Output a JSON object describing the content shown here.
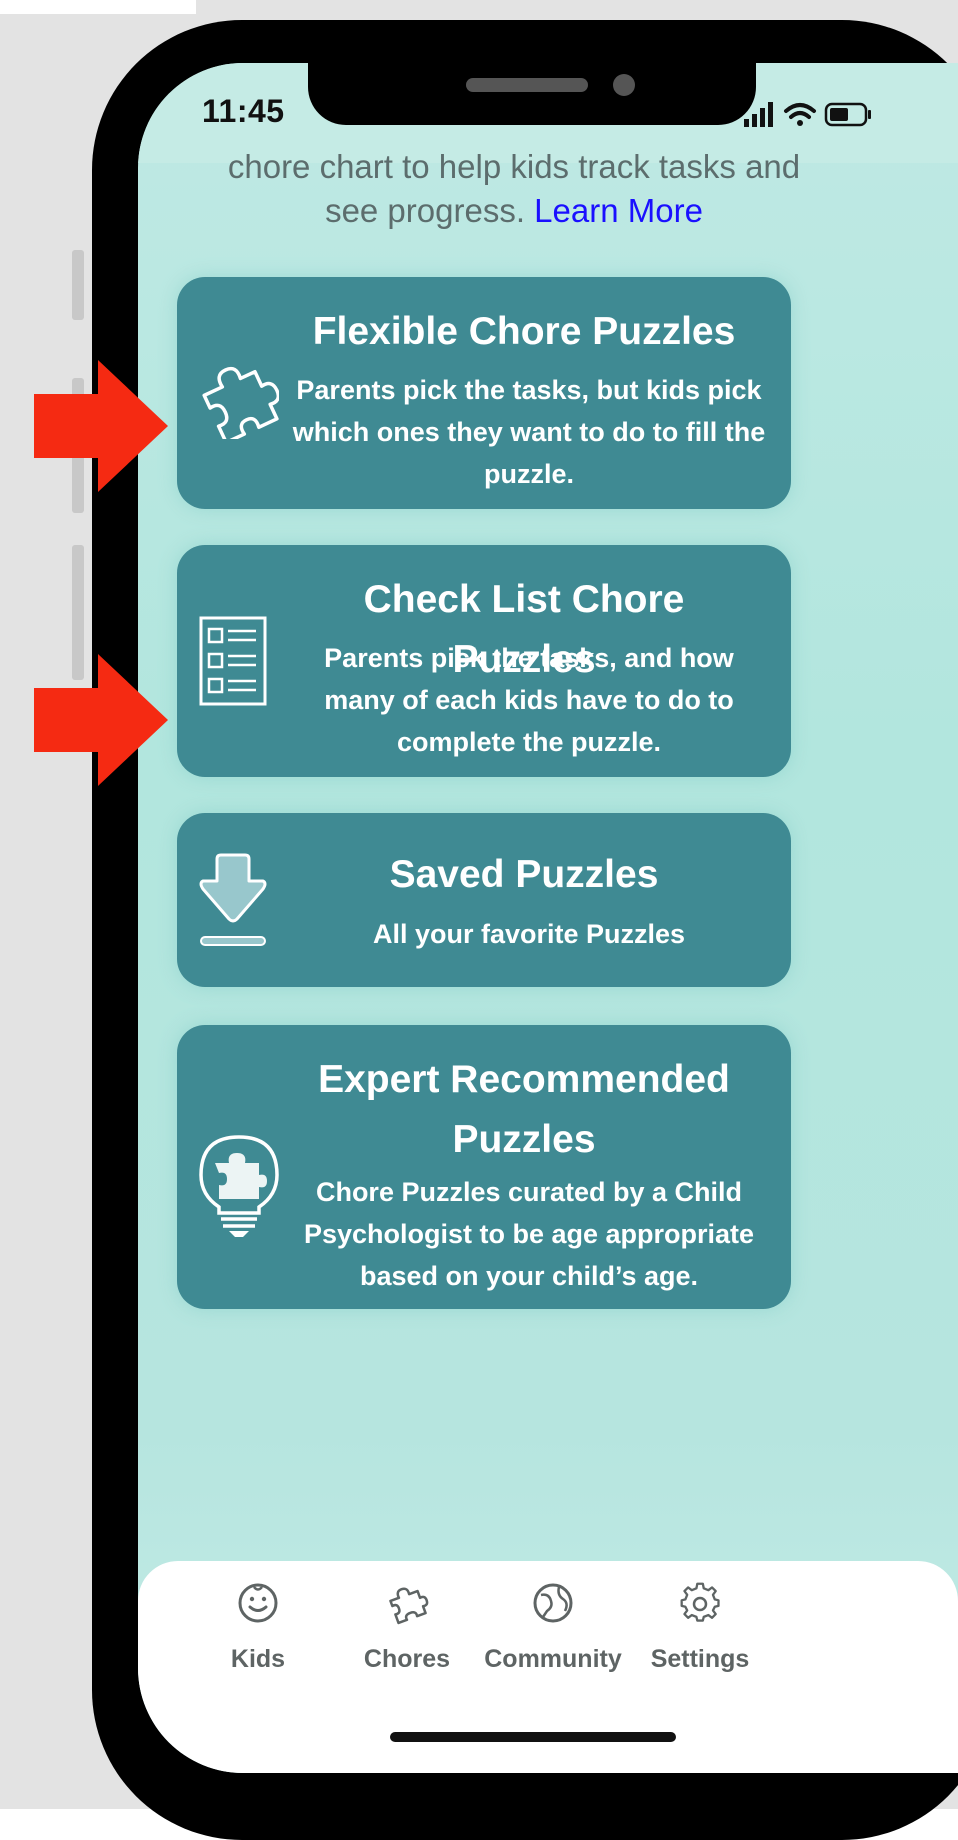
{
  "status_bar": {
    "time": "11:45"
  },
  "intro": {
    "line1": "chore chart to help kids track tasks and",
    "line2": "see progress.",
    "link_label": "Learn More"
  },
  "cards": [
    {
      "title": "Flexible Chore Puzzles",
      "description": "Parents pick the tasks, but kids pick which ones they want to do to fill the puzzle.",
      "icon": "puzzle-piece-icon"
    },
    {
      "title": "Check List Chore Puzzles",
      "description": "Parents pick the tasks, and how many of each kids have to do to complete the puzzle.",
      "icon": "checklist-icon"
    },
    {
      "title": "Saved Puzzles",
      "description": "All your favorite Puzzles",
      "icon": "download-arrow-icon"
    },
    {
      "title": "Expert Recommended Puzzles",
      "description": "Chore Puzzles curated by a Child Psychologist to be age appropriate based on your child’s age.",
      "icon": "lightbulb-puzzle-icon"
    }
  ],
  "tabs": [
    {
      "label": "Kids",
      "icon": "smiley-face-icon"
    },
    {
      "label": "Chores",
      "icon": "puzzle-icon"
    },
    {
      "label": "Community",
      "icon": "globe-icon"
    },
    {
      "label": "Settings",
      "icon": "gear-icon"
    }
  ],
  "annotations": {
    "arrow_color": "#f52a12"
  },
  "colors": {
    "card_background": "#3f8a93",
    "screen_background": "#b2e6de",
    "link": "#1a10ff"
  }
}
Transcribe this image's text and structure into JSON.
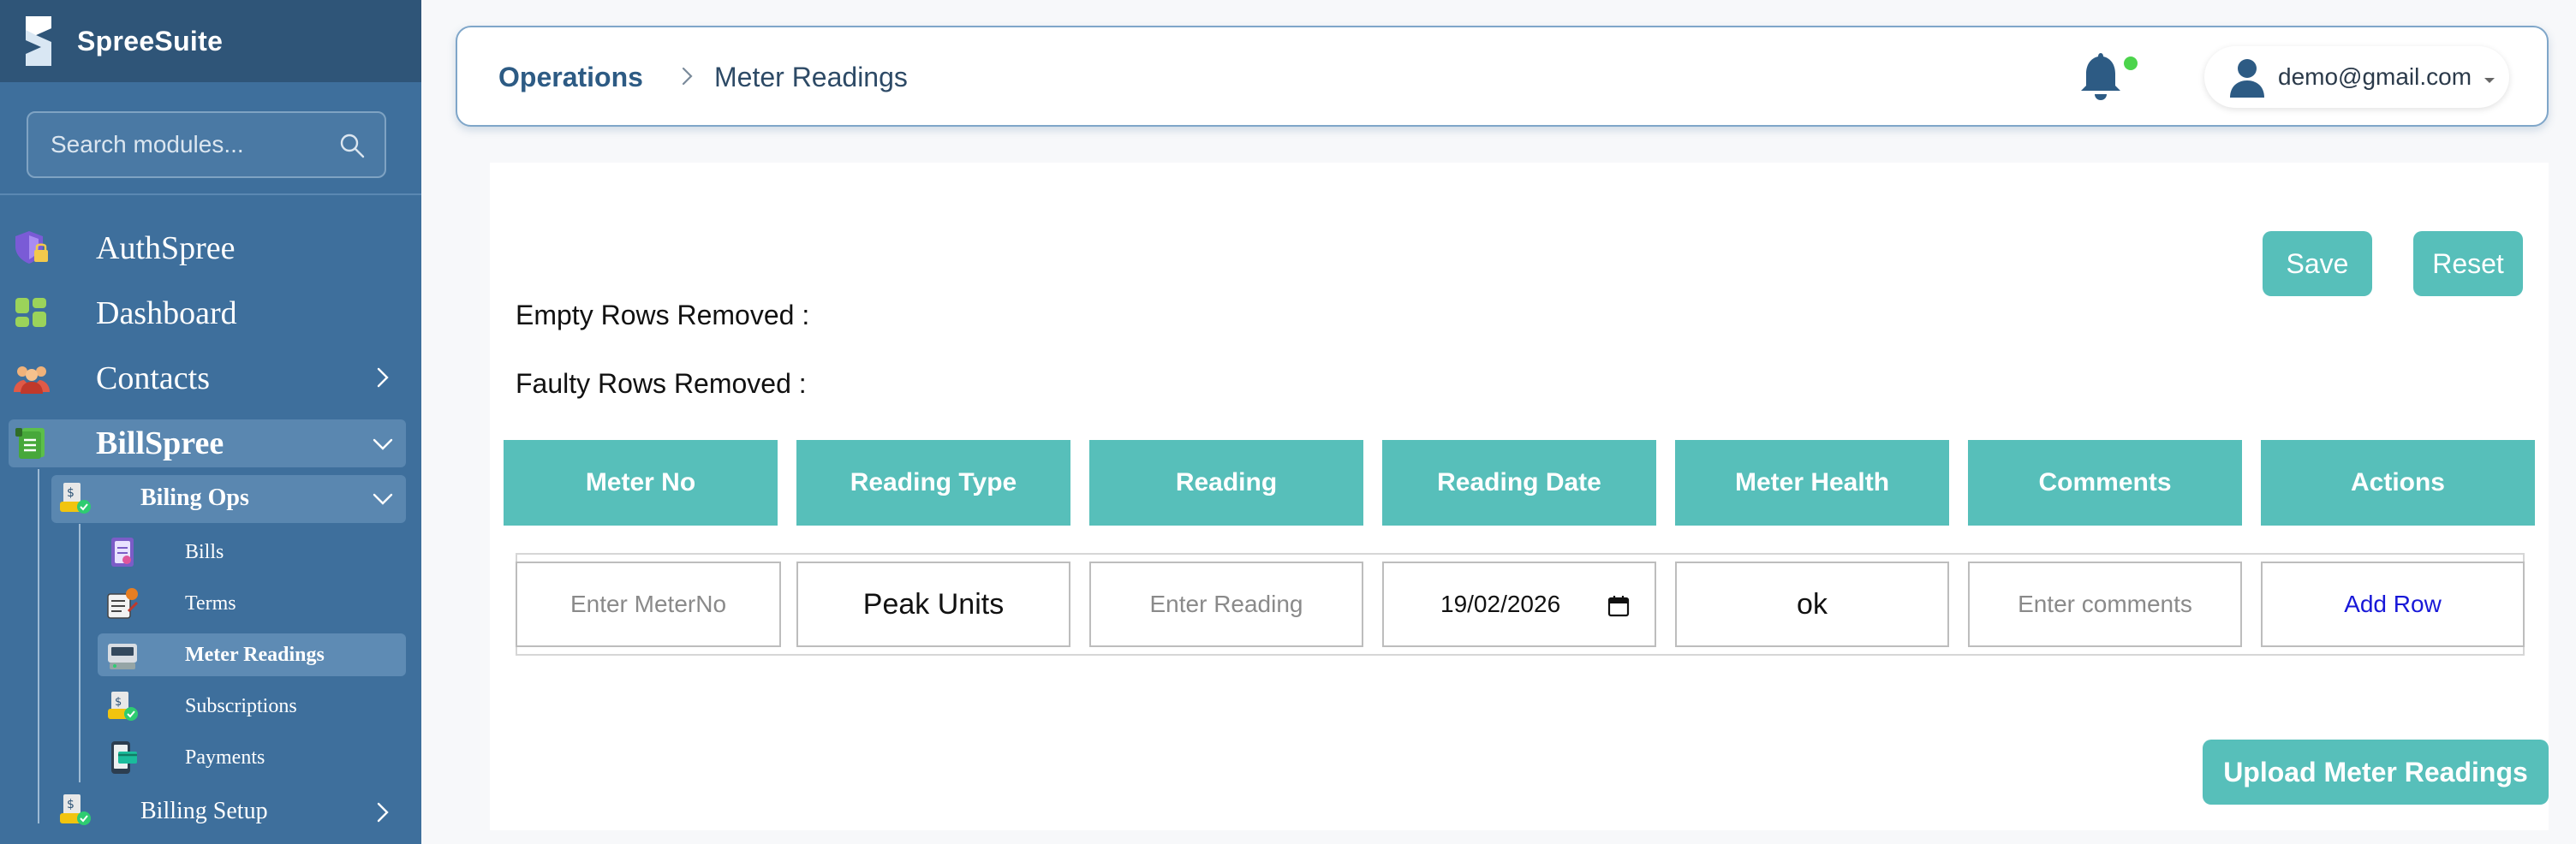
{
  "app": {
    "brand_name": "SpreeSuite",
    "colors": {
      "sidebar": "#3e6f9c",
      "sidebar_header": "#2f5578",
      "accent_teal": "#57bfba",
      "breadcrumb": "#2d5b84",
      "link": "#1818d8"
    }
  },
  "sidebar": {
    "search_placeholder": "Search modules...",
    "items": [
      {
        "label": "AuthSpree",
        "icon": "shield-lock-icon"
      },
      {
        "label": "Dashboard",
        "icon": "dashboard-grid-icon"
      },
      {
        "label": "Contacts",
        "icon": "team-icon",
        "expandable": true
      },
      {
        "label": "BillSpree",
        "icon": "ledger-icon",
        "expanded": true
      }
    ],
    "billspree_children": [
      {
        "label": "Biling Ops",
        "icon": "billing-ops-icon",
        "expanded": true
      },
      {
        "label": "Billing Setup",
        "icon": "billing-setup-icon",
        "expandable": true
      }
    ],
    "billing_ops_children": [
      {
        "label": "Bills",
        "icon": "bill-document-icon"
      },
      {
        "label": "Terms",
        "icon": "terms-icon"
      },
      {
        "label": "Meter Readings",
        "icon": "meter-reading-icon",
        "active": true
      },
      {
        "label": "Subscriptions",
        "icon": "subscription-icon"
      },
      {
        "label": "Payments",
        "icon": "payment-icon"
      }
    ]
  },
  "header": {
    "breadcrumb_root": "Operations",
    "breadcrumb_current": "Meter Readings",
    "user_email": "demo@gmail.com"
  },
  "main": {
    "save_label": "Save",
    "reset_label": "Reset",
    "empty_rows_label": "Empty Rows Removed :",
    "faulty_rows_label": "Faulty Rows Removed :",
    "columns": [
      "Meter No",
      "Reading Type",
      "Reading",
      "Reading Date",
      "Meter Health",
      "Comments",
      "Actions"
    ],
    "row": {
      "meter_no_placeholder": "Enter MeterNo",
      "reading_type": "Peak Units",
      "reading_placeholder": "Enter Reading",
      "reading_date": "19/02/2026",
      "meter_health": "ok",
      "comments_placeholder": "Enter comments",
      "action_label": "Add Row"
    },
    "upload_label": "Upload Meter Readings"
  }
}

Problem requirements: Copy every line of the records above that contains "Readings".

Written answer:
        "label": "Meter Readings",
    "breadcrumb_current": "Meter Readings",
    "upload_label": "Upload Meter Readings"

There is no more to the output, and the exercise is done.